[Exercise]: Where the string "press" occurs in the material below, report the whole line.

[Data records]:
>>>

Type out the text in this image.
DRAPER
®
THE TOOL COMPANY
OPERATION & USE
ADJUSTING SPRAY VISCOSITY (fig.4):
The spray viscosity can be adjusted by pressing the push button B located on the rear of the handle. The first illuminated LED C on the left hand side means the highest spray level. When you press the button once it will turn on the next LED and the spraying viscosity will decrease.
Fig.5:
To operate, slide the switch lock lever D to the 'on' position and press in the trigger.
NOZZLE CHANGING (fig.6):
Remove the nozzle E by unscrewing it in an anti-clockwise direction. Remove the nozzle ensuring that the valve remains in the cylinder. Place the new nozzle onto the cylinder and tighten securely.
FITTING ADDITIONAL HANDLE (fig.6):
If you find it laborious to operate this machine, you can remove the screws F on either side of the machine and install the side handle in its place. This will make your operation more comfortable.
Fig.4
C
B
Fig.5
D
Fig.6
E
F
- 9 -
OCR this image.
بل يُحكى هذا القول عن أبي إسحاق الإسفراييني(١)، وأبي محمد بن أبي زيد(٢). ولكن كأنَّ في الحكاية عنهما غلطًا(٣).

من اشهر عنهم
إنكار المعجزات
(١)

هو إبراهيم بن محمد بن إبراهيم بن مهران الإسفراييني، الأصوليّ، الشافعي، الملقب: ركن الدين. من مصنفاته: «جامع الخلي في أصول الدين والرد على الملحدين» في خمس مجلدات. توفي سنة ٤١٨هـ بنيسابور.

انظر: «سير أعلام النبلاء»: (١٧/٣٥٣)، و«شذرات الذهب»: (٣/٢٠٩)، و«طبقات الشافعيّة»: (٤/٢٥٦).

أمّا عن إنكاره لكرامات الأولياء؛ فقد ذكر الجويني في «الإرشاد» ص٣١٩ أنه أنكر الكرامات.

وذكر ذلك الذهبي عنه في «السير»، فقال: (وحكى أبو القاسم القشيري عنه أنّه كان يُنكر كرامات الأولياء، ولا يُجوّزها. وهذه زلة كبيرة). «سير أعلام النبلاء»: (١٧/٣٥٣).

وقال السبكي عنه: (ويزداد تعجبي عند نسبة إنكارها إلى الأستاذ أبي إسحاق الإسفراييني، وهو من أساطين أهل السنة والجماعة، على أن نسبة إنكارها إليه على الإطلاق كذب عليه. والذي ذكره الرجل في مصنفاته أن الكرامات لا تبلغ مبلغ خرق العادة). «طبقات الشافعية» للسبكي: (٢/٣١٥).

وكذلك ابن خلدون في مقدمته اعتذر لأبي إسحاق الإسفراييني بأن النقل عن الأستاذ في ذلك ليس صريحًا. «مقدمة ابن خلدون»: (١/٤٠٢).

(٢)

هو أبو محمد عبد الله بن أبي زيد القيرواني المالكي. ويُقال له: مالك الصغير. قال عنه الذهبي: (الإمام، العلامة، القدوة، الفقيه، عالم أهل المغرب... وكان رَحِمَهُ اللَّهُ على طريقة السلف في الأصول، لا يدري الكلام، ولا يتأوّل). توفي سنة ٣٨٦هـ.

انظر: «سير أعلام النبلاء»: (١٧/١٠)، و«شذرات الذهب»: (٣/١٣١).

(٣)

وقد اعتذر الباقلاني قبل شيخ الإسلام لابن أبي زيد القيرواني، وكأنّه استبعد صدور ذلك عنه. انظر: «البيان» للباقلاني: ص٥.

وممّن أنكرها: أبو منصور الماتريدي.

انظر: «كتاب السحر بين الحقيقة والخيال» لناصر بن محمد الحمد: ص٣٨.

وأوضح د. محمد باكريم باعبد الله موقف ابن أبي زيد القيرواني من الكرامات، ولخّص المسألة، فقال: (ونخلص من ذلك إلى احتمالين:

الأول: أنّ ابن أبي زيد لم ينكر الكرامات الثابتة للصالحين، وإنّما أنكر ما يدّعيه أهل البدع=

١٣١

<<<

[Result of this task]:
The spray viscosity can be adjusted by pressing the push button B located on the rear of the handle. The first illuminated LED C on the left hand side means the highest spray level. When you press the button once it will turn on the next LED and the spraying viscosity will decrease.
To operate, slide the switch lock lever D to the 'on' position and press in the trigger.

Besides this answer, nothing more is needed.